- GOAL:
Copy out the entries below in full and exactly.

- SUPPLIED DATA:
** start **
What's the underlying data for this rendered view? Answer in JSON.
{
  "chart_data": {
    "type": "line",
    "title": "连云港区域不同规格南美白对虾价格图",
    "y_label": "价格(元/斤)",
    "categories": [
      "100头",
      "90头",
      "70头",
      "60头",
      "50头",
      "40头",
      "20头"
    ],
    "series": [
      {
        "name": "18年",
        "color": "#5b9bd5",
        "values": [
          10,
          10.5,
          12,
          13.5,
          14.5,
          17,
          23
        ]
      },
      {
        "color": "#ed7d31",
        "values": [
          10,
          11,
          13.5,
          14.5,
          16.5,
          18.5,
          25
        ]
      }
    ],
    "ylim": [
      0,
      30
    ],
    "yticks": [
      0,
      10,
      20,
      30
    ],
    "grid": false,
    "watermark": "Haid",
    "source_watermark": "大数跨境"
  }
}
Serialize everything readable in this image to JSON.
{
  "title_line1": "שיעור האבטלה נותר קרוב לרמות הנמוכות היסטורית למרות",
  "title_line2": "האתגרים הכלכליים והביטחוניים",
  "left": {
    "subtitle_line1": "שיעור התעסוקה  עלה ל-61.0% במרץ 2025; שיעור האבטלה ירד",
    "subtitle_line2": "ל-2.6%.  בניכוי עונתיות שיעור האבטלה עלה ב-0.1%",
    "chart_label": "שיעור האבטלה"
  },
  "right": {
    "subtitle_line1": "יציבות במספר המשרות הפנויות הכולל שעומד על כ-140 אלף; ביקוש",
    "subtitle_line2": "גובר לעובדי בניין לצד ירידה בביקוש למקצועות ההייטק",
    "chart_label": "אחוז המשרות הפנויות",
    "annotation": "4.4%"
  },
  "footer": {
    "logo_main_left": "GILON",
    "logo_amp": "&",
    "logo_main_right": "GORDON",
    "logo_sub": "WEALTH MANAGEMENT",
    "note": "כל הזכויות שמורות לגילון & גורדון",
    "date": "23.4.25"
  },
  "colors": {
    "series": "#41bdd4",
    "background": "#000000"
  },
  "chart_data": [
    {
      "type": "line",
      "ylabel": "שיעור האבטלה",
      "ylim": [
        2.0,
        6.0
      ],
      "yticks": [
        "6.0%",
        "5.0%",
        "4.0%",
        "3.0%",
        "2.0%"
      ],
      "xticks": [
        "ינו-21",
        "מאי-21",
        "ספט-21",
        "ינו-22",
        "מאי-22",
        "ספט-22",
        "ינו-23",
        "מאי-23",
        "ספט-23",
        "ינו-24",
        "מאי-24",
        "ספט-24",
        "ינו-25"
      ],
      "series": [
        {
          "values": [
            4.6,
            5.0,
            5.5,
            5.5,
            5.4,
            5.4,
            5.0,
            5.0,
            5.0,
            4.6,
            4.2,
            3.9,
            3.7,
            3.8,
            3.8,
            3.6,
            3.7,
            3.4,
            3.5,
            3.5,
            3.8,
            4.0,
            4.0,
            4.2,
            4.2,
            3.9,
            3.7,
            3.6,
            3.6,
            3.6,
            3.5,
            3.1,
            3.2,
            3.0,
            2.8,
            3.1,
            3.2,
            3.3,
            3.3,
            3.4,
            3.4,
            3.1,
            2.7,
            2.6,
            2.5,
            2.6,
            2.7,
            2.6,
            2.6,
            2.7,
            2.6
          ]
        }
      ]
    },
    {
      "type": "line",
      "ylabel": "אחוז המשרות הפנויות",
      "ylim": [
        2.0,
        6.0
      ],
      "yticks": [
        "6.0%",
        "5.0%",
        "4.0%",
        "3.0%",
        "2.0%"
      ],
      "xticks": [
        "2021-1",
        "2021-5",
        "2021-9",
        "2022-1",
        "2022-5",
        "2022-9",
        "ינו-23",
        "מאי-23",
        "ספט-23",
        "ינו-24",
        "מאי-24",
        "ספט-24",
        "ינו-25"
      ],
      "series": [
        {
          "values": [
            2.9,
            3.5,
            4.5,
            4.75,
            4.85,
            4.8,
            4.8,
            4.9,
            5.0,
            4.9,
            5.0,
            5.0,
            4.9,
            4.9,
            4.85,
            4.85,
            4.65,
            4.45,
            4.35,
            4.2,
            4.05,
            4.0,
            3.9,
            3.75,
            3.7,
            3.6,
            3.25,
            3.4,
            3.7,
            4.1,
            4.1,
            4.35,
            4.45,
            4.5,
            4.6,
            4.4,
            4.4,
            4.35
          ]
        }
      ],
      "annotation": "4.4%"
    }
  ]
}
** end **
- EXERCISE RESULT:
What's the underlying data for this rendered view? Answer in JSON.
{
  "chart_data": {
    "type": "line",
    "title": "连云港区域不同规格南美白对虾价格图",
    "y_label": "价格(元/斤)",
    "categories": [
      "100头",
      "90头",
      "70头",
      "60头",
      "50头",
      "40头",
      "20头"
    ],
    "series": [
      {
        "name": "18年",
        "color": "#5b9bd5",
        "values": [
          10,
          10.5,
          12,
          13.5,
          14.5,
          17,
          23
        ]
      },
      {
        "color": "#ed7d31",
        "values": [
          10,
          11,
          13.5,
          14.5,
          16.5,
          18.5,
          25
        ]
      }
    ],
    "ylim": [
      0,
      30
    ],
    "yticks": [
      0,
      10,
      20,
      30
    ],
    "grid": false,
    "watermark": "Haid",
    "source_watermark": "大数跨境"
  }
}
Serialize everything readable in this image to JSON.
{
  "title_line1": "שיעור האבטלה נותר קרוב לרמות הנמוכות היסטורית למרות",
  "title_line2": "האתגרים הכלכליים והביטחוניים",
  "left": {
    "subtitle_line1": "שיעור התעסוקה  עלה ל-61.0% במרץ 2025; שיעור האבטלה ירד",
    "subtitle_line2": "ל-2.6%.  בניכוי עונתיות שיעור האבטלה עלה ב-0.1%",
    "chart_label": "שיעור האבטלה"
  },
  "right": {
    "subtitle_line1": "יציבות במספר המשרות הפנויות הכולל שעומד על כ-140 אלף; ביקוש",
    "subtitle_line2": "גובר לעובדי בניין לצד ירידה בביקוש למקצועות ההייטק",
    "chart_label": "אחוז המשרות הפנויות",
    "annotation": "4.4%"
  },
  "footer": {
    "logo_main_left": "GILON",
    "logo_amp": "&",
    "logo_main_right": "GORDON",
    "logo_sub": "WEALTH MANAGEMENT",
    "note": "כל הזכויות שמורות לגילון & גורדון",
    "date": "23.4.25"
  },
  "colors": {
    "series": "#41bdd4",
    "background": "#000000"
  },
  "chart_data": [
    {
      "type": "line",
      "ylabel": "שיעור האבטלה",
      "ylim": [
        2.0,
        6.0
      ],
      "yticks": [
        "6.0%",
        "5.0%",
        "4.0%",
        "3.0%",
        "2.0%"
      ],
      "xticks": [
        "ינו-21",
        "מאי-21",
        "ספט-21",
        "ינו-22",
        "מאי-22",
        "ספט-22",
        "ינו-23",
        "מאי-23",
        "ספט-23",
        "ינו-24",
        "מאי-24",
        "ספט-24",
        "ינו-25"
      ],
      "series": [
        {
          "values": [
            4.6,
            5.0,
            5.5,
            5.5,
            5.4,
            5.4,
            5.0,
            5.0,
            5.0,
            4.6,
            4.2,
            3.9,
            3.7,
            3.8,
            3.8,
            3.6,
            3.7,
            3.4,
            3.5,
            3.5,
            3.8,
            4.0,
            4.0,
            4.2,
            4.2,
            3.9,
            3.7,
            3.6,
            3.6,
            3.6,
            3.5,
            3.1,
            3.2,
            3.0,
            2.8,
            3.1,
            3.2,
            3.3,
            3.3,
            3.4,
            3.4,
            3.1,
            2.7,
            2.6,
            2.5,
            2.6,
            2.7,
            2.6,
            2.6,
            2.7,
            2.6
          ]
        }
      ]
    },
    {
      "type": "line",
      "ylabel": "אחוז המשרות הפנויות",
      "ylim": [
        2.0,
        6.0
      ],
      "yticks": [
        "6.0%",
        "5.0%",
        "4.0%",
        "3.0%",
        "2.0%"
      ],
      "xticks": [
        "2021-1",
        "2021-5",
        "2021-9",
        "2022-1",
        "2022-5",
        "2022-9",
        "ינו-23",
        "מאי-23",
        "ספט-23",
        "ינו-24",
        "מאי-24",
        "ספט-24",
        "ינו-25"
      ],
      "series": [
        {
          "values": [
            2.9,
            3.5,
            4.5,
            4.75,
            4.85,
            4.8,
            4.8,
            4.9,
            5.0,
            4.9,
            5.0,
            5.0,
            4.9,
            4.9,
            4.85,
            4.85,
            4.65,
            4.45,
            4.35,
            4.2,
            4.05,
            4.0,
            3.9,
            3.75,
            3.7,
            3.6,
            3.25,
            3.4,
            3.7,
            4.1,
            4.1,
            4.35,
            4.45,
            4.5,
            4.6,
            4.4,
            4.4,
            4.35
          ]
        }
      ],
      "annotation": "4.4%"
    }
  ]
}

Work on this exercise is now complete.